**Aim:**
Report every line below that holds the word "Beam".

**Recorded information:**
* * * *
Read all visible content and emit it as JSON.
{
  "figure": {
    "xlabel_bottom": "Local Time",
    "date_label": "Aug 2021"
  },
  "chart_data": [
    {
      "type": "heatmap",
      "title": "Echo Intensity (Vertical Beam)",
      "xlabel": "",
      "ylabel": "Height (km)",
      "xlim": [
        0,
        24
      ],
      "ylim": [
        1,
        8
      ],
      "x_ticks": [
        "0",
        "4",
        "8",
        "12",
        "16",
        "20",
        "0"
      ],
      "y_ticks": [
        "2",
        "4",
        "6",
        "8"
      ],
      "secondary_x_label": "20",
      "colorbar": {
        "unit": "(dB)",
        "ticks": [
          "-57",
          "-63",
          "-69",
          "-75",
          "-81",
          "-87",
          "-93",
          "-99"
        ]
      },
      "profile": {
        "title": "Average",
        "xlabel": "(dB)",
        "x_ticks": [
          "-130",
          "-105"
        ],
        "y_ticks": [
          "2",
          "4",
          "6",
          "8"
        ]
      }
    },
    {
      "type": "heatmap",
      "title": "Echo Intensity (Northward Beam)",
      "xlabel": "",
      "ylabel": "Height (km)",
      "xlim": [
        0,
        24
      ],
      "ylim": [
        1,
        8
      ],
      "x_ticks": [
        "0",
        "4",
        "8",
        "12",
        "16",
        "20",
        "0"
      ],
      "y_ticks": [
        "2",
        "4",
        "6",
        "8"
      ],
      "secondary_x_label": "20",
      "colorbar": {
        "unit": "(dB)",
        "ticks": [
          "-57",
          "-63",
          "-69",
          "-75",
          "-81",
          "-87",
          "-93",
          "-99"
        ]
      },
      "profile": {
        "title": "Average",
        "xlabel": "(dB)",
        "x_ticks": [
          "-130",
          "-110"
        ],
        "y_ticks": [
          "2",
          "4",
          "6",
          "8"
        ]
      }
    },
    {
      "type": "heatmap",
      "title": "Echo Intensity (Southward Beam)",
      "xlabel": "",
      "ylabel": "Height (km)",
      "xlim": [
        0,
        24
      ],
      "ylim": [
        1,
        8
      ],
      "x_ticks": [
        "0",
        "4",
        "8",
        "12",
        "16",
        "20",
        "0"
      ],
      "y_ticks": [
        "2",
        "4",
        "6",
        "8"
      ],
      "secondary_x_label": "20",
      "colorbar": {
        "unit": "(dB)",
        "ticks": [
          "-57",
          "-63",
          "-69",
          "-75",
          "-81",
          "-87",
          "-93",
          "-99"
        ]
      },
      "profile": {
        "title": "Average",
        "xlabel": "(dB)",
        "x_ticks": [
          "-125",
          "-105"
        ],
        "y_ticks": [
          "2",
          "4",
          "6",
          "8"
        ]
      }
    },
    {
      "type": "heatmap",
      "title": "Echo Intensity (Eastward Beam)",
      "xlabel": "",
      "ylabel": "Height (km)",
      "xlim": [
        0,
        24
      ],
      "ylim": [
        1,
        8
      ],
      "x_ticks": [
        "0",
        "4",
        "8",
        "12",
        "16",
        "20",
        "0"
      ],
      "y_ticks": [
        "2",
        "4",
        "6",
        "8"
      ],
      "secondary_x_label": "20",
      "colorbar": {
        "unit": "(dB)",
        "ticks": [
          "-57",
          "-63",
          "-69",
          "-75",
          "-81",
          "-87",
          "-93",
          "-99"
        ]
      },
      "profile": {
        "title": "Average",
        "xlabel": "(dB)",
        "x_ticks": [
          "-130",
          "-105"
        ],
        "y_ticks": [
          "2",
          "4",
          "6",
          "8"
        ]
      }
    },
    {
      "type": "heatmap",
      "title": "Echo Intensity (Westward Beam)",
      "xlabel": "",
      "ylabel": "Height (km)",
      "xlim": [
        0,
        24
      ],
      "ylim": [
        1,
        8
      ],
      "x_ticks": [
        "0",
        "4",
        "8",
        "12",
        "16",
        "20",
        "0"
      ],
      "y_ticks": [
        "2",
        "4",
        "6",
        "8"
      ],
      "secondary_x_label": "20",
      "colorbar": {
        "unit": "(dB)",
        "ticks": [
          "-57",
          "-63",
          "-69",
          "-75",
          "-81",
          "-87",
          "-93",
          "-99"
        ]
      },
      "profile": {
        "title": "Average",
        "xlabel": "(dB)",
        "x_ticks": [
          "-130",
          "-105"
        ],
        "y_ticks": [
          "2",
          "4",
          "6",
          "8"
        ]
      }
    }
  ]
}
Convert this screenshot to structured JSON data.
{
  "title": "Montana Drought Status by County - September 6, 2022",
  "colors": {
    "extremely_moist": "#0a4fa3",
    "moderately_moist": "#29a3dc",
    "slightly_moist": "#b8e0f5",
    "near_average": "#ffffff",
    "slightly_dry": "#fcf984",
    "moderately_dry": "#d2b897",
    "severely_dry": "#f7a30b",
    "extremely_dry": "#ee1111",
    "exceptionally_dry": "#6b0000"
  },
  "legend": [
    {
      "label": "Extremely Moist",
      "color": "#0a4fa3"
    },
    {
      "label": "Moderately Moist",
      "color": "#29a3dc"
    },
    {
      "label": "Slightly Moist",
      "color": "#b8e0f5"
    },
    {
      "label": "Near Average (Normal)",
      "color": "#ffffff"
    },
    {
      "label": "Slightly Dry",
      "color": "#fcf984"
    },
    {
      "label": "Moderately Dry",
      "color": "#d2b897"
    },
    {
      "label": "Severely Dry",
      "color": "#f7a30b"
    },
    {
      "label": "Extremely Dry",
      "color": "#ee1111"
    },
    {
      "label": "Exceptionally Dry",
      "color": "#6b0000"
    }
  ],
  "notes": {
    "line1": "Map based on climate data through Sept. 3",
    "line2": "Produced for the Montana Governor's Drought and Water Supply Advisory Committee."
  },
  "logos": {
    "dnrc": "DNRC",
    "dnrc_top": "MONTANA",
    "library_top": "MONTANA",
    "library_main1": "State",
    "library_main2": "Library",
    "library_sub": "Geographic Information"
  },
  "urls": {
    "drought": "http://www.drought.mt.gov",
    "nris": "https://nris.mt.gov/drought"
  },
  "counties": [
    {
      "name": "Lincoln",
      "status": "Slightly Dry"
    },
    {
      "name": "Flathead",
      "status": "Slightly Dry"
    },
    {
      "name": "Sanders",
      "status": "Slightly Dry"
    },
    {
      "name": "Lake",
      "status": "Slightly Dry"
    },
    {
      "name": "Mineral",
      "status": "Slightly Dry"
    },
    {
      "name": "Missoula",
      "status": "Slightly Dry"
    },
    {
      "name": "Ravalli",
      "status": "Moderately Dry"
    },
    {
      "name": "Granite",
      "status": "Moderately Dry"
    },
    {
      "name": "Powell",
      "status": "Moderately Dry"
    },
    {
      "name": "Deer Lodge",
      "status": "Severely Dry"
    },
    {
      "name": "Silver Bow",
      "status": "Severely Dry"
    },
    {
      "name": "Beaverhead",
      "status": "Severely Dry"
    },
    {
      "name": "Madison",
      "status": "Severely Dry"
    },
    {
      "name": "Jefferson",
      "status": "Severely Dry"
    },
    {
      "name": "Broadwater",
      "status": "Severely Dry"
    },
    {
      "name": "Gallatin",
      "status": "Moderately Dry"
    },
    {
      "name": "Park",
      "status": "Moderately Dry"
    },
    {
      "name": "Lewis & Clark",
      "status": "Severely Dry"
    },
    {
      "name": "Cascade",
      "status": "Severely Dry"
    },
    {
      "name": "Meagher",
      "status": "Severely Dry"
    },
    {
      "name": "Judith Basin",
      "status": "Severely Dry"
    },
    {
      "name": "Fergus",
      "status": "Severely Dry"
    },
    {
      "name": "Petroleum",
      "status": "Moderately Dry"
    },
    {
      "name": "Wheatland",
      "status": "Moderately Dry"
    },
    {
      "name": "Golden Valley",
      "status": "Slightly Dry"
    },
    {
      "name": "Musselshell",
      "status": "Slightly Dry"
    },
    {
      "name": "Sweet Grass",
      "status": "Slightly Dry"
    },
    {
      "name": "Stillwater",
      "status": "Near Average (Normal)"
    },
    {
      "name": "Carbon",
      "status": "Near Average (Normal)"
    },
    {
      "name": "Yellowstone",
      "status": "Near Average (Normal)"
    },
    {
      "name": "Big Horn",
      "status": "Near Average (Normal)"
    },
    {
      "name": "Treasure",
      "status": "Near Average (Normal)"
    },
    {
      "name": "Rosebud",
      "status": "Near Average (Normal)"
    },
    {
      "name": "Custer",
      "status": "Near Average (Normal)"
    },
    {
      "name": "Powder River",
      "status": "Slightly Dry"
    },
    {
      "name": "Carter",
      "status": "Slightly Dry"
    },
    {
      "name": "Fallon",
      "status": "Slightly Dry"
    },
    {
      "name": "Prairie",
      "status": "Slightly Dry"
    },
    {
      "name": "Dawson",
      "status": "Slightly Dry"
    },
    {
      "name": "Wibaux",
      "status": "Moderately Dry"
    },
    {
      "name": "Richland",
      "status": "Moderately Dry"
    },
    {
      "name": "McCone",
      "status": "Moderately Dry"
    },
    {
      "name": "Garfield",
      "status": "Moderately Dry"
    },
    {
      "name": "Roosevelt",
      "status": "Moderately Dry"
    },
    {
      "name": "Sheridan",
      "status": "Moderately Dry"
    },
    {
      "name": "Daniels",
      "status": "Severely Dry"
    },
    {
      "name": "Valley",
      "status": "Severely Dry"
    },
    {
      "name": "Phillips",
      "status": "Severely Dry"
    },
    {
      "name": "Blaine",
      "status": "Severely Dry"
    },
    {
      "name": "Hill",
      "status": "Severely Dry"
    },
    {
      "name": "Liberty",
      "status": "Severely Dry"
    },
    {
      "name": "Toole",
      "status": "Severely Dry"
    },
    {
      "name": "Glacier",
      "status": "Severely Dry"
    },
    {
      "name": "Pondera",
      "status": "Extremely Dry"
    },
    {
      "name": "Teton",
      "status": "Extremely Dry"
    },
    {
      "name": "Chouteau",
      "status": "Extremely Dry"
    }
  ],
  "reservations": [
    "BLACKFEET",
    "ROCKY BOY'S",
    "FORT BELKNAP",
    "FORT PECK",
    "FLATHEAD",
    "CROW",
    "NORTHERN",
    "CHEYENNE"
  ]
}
* * * *
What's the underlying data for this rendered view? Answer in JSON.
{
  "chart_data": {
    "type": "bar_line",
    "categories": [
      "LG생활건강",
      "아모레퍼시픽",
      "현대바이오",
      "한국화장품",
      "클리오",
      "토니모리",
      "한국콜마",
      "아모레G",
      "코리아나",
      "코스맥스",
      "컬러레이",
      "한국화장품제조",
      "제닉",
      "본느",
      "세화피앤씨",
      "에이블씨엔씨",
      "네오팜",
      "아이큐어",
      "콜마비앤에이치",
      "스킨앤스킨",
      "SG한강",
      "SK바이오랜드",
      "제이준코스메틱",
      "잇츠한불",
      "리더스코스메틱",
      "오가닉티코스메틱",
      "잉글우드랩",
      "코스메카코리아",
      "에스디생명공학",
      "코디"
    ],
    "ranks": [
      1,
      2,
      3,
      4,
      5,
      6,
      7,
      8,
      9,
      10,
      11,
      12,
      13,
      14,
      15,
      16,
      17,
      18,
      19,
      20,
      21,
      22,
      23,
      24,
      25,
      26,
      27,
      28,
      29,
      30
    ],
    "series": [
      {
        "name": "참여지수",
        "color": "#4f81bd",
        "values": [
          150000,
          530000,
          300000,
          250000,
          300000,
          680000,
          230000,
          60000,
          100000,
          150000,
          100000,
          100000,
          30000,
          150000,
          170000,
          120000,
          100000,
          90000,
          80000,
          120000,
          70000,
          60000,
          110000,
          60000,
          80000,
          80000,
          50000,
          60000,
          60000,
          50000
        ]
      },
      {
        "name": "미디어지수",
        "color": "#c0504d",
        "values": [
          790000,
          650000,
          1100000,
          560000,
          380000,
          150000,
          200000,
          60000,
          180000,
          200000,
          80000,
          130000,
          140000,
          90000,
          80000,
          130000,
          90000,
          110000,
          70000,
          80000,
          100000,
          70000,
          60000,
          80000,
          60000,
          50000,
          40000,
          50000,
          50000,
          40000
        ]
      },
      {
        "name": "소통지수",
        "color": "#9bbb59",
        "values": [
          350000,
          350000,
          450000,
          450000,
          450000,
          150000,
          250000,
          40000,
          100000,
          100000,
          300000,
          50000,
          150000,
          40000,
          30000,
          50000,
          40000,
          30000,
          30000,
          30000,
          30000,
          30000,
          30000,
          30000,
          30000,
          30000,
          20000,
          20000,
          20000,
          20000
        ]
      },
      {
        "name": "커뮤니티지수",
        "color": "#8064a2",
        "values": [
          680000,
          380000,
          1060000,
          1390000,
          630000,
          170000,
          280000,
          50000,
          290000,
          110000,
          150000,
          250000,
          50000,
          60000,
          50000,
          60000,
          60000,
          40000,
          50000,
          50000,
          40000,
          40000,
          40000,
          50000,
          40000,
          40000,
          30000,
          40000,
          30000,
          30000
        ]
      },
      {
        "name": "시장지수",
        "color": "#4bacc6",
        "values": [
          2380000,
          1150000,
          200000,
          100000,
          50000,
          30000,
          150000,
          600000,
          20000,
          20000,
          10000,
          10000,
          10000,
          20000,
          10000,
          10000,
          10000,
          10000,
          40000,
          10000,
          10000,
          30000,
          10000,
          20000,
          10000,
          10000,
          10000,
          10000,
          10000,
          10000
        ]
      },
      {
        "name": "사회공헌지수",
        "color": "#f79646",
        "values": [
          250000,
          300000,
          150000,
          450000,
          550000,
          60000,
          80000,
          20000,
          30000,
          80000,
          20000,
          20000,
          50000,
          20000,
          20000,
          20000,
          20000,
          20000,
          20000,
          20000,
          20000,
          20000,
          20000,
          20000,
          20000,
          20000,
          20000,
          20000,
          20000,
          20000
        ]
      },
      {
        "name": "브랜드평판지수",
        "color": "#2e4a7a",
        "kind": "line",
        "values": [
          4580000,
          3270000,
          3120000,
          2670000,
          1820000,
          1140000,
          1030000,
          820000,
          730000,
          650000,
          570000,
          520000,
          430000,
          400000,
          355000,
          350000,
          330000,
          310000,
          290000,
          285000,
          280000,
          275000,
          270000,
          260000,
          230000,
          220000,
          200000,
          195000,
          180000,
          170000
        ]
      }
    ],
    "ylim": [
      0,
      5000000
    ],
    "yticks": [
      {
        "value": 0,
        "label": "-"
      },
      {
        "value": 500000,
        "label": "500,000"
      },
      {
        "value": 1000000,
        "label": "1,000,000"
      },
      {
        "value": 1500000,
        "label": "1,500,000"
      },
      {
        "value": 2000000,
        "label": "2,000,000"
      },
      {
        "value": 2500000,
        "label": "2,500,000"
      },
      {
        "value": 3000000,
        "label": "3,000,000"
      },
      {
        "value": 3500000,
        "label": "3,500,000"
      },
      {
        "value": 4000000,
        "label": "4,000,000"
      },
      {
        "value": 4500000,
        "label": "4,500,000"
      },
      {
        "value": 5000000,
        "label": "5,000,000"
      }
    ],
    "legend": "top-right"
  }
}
* * * *
**Written answer:**
      "title": "Echo Intensity (Vertical Beam)",
      "title": "Echo Intensity (Northward Beam)",
      "title": "Echo Intensity (Southward Beam)",
      "title": "Echo Intensity (Eastward Beam)",
      "title": "Echo Intensity (Westward Beam)",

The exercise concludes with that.